■ Supplied information:

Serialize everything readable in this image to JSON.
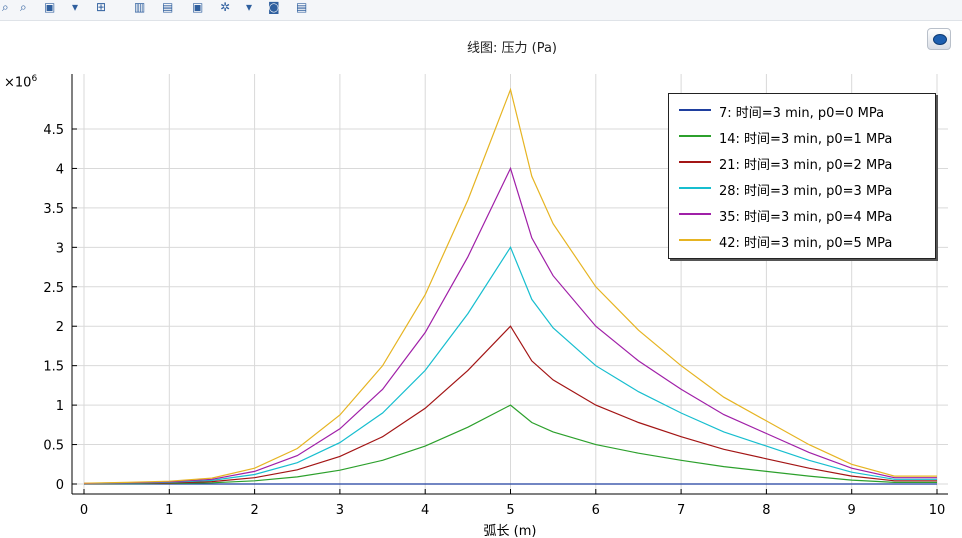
{
  "toolbar": {
    "icons": [
      {
        "name": "zoom-in-icon",
        "glyph": "⌕"
      },
      {
        "name": "zoom-out-icon",
        "glyph": "⌕"
      },
      {
        "name": "zoom-box-icon",
        "glyph": "▣"
      },
      {
        "name": "dropdown-icon",
        "glyph": "▾"
      },
      {
        "name": "grid-icon",
        "glyph": "⊞"
      },
      {
        "name": "axis-icon",
        "glyph": "▥"
      },
      {
        "name": "table-icon",
        "glyph": "▤"
      },
      {
        "name": "plot-icon",
        "glyph": "▣"
      },
      {
        "name": "scene-light-icon",
        "glyph": "✲"
      },
      {
        "name": "dropdown-icon-2",
        "glyph": "▾"
      },
      {
        "name": "camera-icon",
        "glyph": "◙"
      },
      {
        "name": "print-icon",
        "glyph": "▤"
      }
    ]
  },
  "chart_data": {
    "type": "line",
    "title": "线图: 压力 (Pa)",
    "xlabel": "弧长 (m)",
    "ylabel": "",
    "scale_label": "×10",
    "scale_exponent": "6",
    "xlim": [
      -0.15,
      10.15
    ],
    "ylim": [
      -0.1,
      5.2
    ],
    "xticks": [
      "0",
      "1",
      "2",
      "3",
      "4",
      "5",
      "6",
      "7",
      "8",
      "9",
      "10"
    ],
    "xtick_values": [
      0,
      1,
      2,
      3,
      4,
      5,
      6,
      7,
      8,
      9,
      10
    ],
    "yticks": [
      "0",
      "0.5",
      "1",
      "1.5",
      "2",
      "2.5",
      "3",
      "3.5",
      "4",
      "4.5"
    ],
    "ytick_values": [
      0,
      0.5,
      1,
      1.5,
      2,
      2.5,
      3,
      3.5,
      4,
      4.5
    ],
    "grid": true,
    "legend_position": "top-right",
    "x": [
      0,
      0.5,
      1,
      1.5,
      2,
      2.5,
      3,
      3.5,
      4,
      4.5,
      5,
      5.25,
      5.5,
      6,
      6.5,
      7,
      7.5,
      8,
      8.5,
      9,
      9.5,
      10
    ],
    "series": [
      {
        "name": "7: 时间=3 min, p0=0 MPa",
        "color": "#1f3f9f",
        "values": [
          0,
          0,
          0,
          0,
          0,
          0,
          0,
          0,
          0,
          0,
          0,
          0,
          0,
          0,
          0,
          0,
          0,
          0,
          0,
          0,
          0,
          0
        ]
      },
      {
        "name": "14: 时间=3 min, p0=1 MPa",
        "color": "#2ca02c",
        "values": [
          0.002,
          0.004,
          0.007,
          0.015,
          0.04,
          0.09,
          0.175,
          0.3,
          0.48,
          0.72,
          1.0,
          0.78,
          0.66,
          0.5,
          0.39,
          0.3,
          0.22,
          0.16,
          0.1,
          0.05,
          0.02,
          0.02
        ]
      },
      {
        "name": "21: 时间=3 min, p0=2 MPa",
        "color": "#a31515",
        "values": [
          0.004,
          0.008,
          0.014,
          0.03,
          0.08,
          0.18,
          0.35,
          0.6,
          0.96,
          1.44,
          2.0,
          1.56,
          1.32,
          1.0,
          0.78,
          0.6,
          0.44,
          0.32,
          0.2,
          0.1,
          0.04,
          0.04
        ]
      },
      {
        "name": "28: 时间=3 min, p0=3 MPa",
        "color": "#17becf",
        "values": [
          0.006,
          0.012,
          0.021,
          0.045,
          0.12,
          0.27,
          0.525,
          0.9,
          1.44,
          2.16,
          3.0,
          2.34,
          1.98,
          1.5,
          1.17,
          0.9,
          0.66,
          0.48,
          0.3,
          0.15,
          0.06,
          0.06
        ]
      },
      {
        "name": "35: 时间=3 min, p0=4 MPa",
        "color": "#a020a8",
        "values": [
          0.008,
          0.016,
          0.028,
          0.06,
          0.16,
          0.36,
          0.7,
          1.2,
          1.92,
          2.88,
          4.0,
          3.12,
          2.64,
          2.0,
          1.56,
          1.2,
          0.88,
          0.64,
          0.4,
          0.2,
          0.08,
          0.08
        ]
      },
      {
        "name": "42: 时间=3 min, p0=5 MPa",
        "color": "#e6b422",
        "values": [
          0.01,
          0.02,
          0.035,
          0.075,
          0.2,
          0.45,
          0.875,
          1.5,
          2.4,
          3.6,
          5.0,
          3.9,
          3.3,
          2.5,
          1.95,
          1.5,
          1.1,
          0.8,
          0.5,
          0.25,
          0.1,
          0.1
        ]
      }
    ]
  }
}
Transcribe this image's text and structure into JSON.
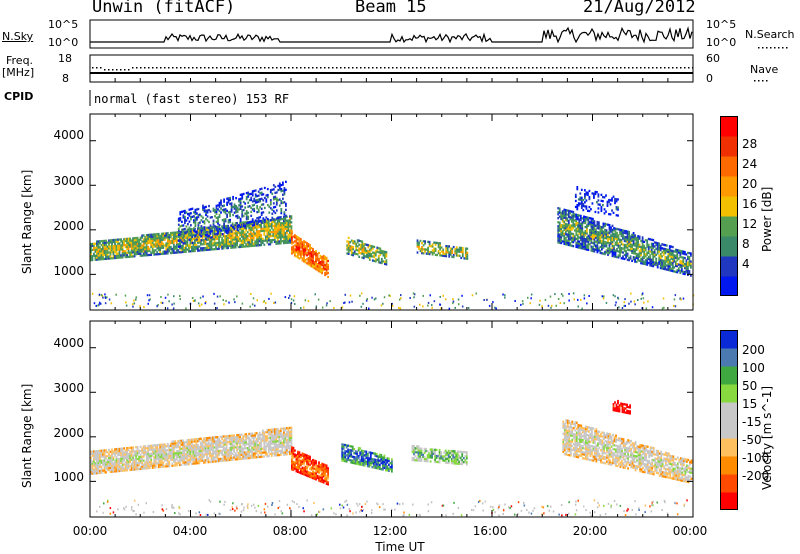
{
  "header": {
    "station": "Unwin (fitACF)",
    "beam": "Beam 15",
    "date": "21/Aug/2012"
  },
  "summary_panels": {
    "nsky_label": "N.Sky",
    "nsky_ticks": [
      "10^5",
      "10^0"
    ],
    "nsearch_label": "N.Search",
    "nsearch_ticks": [
      "10^5",
      "10^0"
    ],
    "freq_label": "Freq.",
    "freq_unit": "[MHz]",
    "freq_ticks": [
      "18",
      "8"
    ],
    "nave_label": "Nave",
    "nave_ticks": [
      "60",
      "0"
    ],
    "cpid_label": "CPID",
    "cpid_text": "normal (fast stereo) 153 RF"
  },
  "colors": {
    "power": [
      "#0018f0",
      "#2038c0",
      "#3a8a6a",
      "#54a050",
      "#f2c000",
      "#ff9a00",
      "#ff6a00",
      "#f03000",
      "#ff0000"
    ],
    "velocity": [
      "#ff0000",
      "#ff4a00",
      "#ff8c00",
      "#ffc060",
      "#c8c8c8",
      "#c8c8c8",
      "#88d840",
      "#40a840",
      "#4a7ab0",
      "#0a2ad8"
    ],
    "gray": "#c0c0c0"
  },
  "chart_data": [
    {
      "type": "heatmap",
      "parameter": "Power",
      "ylabel": "Slant Range [km]",
      "xlabel": "Time UT",
      "xlim": [
        0,
        24
      ],
      "ylim": [
        200,
        4600
      ],
      "x_ticks": [
        "00:00",
        "04:00",
        "08:00",
        "12:00",
        "16:00",
        "20:00",
        "00:00"
      ],
      "y_ticks": [
        "1000",
        "2000",
        "3000",
        "4000"
      ],
      "colorbar": {
        "label": "Power [dB]",
        "ticks": [
          "4",
          "8",
          "12",
          "16",
          "20",
          "24",
          "28"
        ]
      },
      "regions": [
        {
          "t": [
            0.0,
            8.0
          ],
          "r_center": [
            1500,
            2000
          ],
          "halfwidth": [
            200,
            300
          ],
          "density": 0.85,
          "core": 4
        },
        {
          "t": [
            3.5,
            7.8
          ],
          "r_center": [
            2000,
            2700
          ],
          "halfwidth": [
            400,
            400
          ],
          "density": 0.35,
          "core": 2
        },
        {
          "t": [
            8.0,
            9.5
          ],
          "r_center": [
            1700,
            1100
          ],
          "halfwidth": [
            250,
            200
          ],
          "density": 0.85,
          "core": 7
        },
        {
          "t": [
            10.2,
            11.8
          ],
          "r_center": [
            1650,
            1350
          ],
          "halfwidth": [
            200,
            150
          ],
          "density": 0.6,
          "core": 4
        },
        {
          "t": [
            13.0,
            15.0
          ],
          "r_center": [
            1620,
            1450
          ],
          "halfwidth": [
            150,
            120
          ],
          "density": 0.65,
          "core": 4
        },
        {
          "t": [
            18.6,
            23.9
          ],
          "r_center": [
            2100,
            1200
          ],
          "halfwidth": [
            400,
            250
          ],
          "density": 0.75,
          "core": 3
        },
        {
          "t": [
            19.3,
            21.0
          ],
          "r_center": [
            2700,
            2500
          ],
          "halfwidth": [
            250,
            200
          ],
          "density": 0.3,
          "core": 1
        }
      ]
    },
    {
      "type": "heatmap",
      "parameter": "Velocity",
      "ylabel": "Slant Range [km]",
      "xlabel": "Time UT",
      "xlim": [
        0,
        24
      ],
      "ylim": [
        200,
        4600
      ],
      "x_ticks": [
        "00:00",
        "04:00",
        "08:00",
        "12:00",
        "16:00",
        "20:00",
        "00:00"
      ],
      "y_ticks": [
        "1000",
        "2000",
        "3000",
        "4000"
      ],
      "colorbar": {
        "label": "Velocity [m s^-1]",
        "ticks": [
          "200",
          "100",
          "50",
          "15",
          "-15",
          "-50",
          "-100",
          "-200"
        ]
      },
      "regions": [
        {
          "t": [
            0.0,
            8.0
          ],
          "r_center": [
            1400,
            1900
          ],
          "halfwidth": [
            250,
            300
          ],
          "density": 0.85,
          "core": 5
        },
        {
          "t": [
            8.0,
            9.5
          ],
          "r_center": [
            1500,
            1100
          ],
          "halfwidth": [
            250,
            200
          ],
          "density": 0.85,
          "core": 2
        },
        {
          "t": [
            10.0,
            12.0
          ],
          "r_center": [
            1650,
            1350
          ],
          "halfwidth": [
            200,
            150
          ],
          "density": 0.8,
          "core": 9
        },
        {
          "t": [
            12.8,
            15.0
          ],
          "r_center": [
            1620,
            1500
          ],
          "halfwidth": [
            160,
            140
          ],
          "density": 0.75,
          "core": 7
        },
        {
          "t": [
            18.8,
            23.9
          ],
          "r_center": [
            2000,
            1200
          ],
          "halfwidth": [
            400,
            250
          ],
          "density": 0.75,
          "core": 5
        },
        {
          "t": [
            20.8,
            21.5
          ],
          "r_center": [
            2700,
            2600
          ],
          "halfwidth": [
            120,
            100
          ],
          "density": 0.7,
          "core": 0
        }
      ]
    }
  ]
}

■ What this task involves: From the entries, copy out each line containing the word "image".

■ Output for this task:
Serialize everything readable in this image to JSON.
Transcribe this image's text and structure into JSON.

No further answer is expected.